● **YOUR TASKS**:
a) In the session listing, who moderates the round table on STM Tech Trends 2022?
b) Please repeat the passage of the session listing word for word, from "Interactive forum discussion: digital" to "Vinck (Harvard University)".

● **READING TEXT**:
· · · · · · ·

Catch us at the following sessions:

The future of access, part 1: The platform play and seamless content syndication

April 25, 2018 at 3:15    
Moderated by Roger Schonfeld‪ (Ithaka S+R)‪
Participants: Gaby Appleton (Mendeley); Yann Mahé (MyScienceWork); Rob McGrath (Readcube); Roy Kaufman (Copyright Clearance Center)

The fate of the music business looms over STM publishers like darkening storm clouds. Content providers wonder who will be our Spotify? Where will users go to get a legal, seamless aggregated search and discovery experience and what sort of sustainable business models will emerge?

Mendeley and Readcube propose syndicating content and brokering institutional access directly in their researcher productivity tools and reporting usage back to publishers in support of existing business models (Distributed Usage Logging).   Search engines like Google Scholar & Dimensions are serving up content directly now, expanding on their traditional role of referring traffic to publishers – and using new services like MyScienceWork to fulfill a user’s requested article with legal, freely available versions online – even if the user doesn’t have access to the version of record.  What is the future of the publisher’s own platform in this scenario? How will these new efforts to create seamless access impact traditional aggregators like EBSCO, ProQuest, and the document delivery market (CCC)? And most importantly, how will libraries be brought along in all of this?

 

Round Table: How will STM Tech Trends 2022 affect YOUR business?

April 26, 2018 at 9:30
Moderated by Chris Kenneally, Copyright Clearance Center
Participants: IJsbrand Jan Aalbersberg (Elsevier); Gerry Grenier (IEEE); Phill Jones (Digital Science); Stacy Malyil (Wolters Kluwer)

In a round table discussion moderated by Chris Kenneally (CCC), 4 members of STM’s Future Lab Forum will express their views on how the Tech Trends of 2022 will start impacting our publishing business now. Come and listen to be prepared for the future.

 

More “must attend” session picks:

Interactive forum discussion: digital ethics and data literacy

April 26, 2018 at 11:00
Moderated by Kent Anderson (Redlink)
Participants: Susan E McGrego (Columbia Journalism School); Patrick Vinck (Harvard University)

· · · · · · ·

(Records excerpted from a collection)
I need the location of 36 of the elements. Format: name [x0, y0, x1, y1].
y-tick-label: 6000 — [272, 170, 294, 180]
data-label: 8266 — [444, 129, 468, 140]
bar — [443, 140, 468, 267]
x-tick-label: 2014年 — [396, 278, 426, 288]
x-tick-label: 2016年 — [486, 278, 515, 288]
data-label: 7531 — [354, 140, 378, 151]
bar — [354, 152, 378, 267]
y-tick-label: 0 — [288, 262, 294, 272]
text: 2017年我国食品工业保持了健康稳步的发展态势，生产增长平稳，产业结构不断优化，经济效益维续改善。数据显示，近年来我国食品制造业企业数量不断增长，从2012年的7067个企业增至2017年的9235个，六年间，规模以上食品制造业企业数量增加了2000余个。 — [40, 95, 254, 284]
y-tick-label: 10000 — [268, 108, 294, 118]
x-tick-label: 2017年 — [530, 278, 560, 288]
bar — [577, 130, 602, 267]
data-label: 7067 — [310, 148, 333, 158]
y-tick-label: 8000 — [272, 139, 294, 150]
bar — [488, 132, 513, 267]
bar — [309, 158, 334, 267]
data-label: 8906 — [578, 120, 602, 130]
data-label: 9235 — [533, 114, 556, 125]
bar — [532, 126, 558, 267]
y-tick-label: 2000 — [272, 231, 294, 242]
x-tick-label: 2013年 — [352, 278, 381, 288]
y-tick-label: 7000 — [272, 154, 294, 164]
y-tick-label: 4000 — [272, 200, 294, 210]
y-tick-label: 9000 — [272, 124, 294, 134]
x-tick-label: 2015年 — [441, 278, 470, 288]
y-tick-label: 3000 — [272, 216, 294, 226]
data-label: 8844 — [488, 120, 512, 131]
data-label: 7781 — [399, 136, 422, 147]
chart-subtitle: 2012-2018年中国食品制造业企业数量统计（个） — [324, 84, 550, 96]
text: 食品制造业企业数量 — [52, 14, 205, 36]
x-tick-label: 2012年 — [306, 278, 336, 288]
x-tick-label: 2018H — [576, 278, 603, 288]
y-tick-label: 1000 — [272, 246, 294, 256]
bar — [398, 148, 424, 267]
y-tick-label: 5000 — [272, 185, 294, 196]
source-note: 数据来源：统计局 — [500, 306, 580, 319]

· · · · · · ·

● **SET OF ANSWERS**:
a) Chris Kenneally of the Copyright Clearance Center.

b)
Interactive forum discussion: digital ethics and data literacy

April 26, 2018 at 11:00
Moderated by Kent Anderson (Redlink)
Participants: Susan E McGrego (Columbia Journalism School); Patrick Vinck (Harvard University)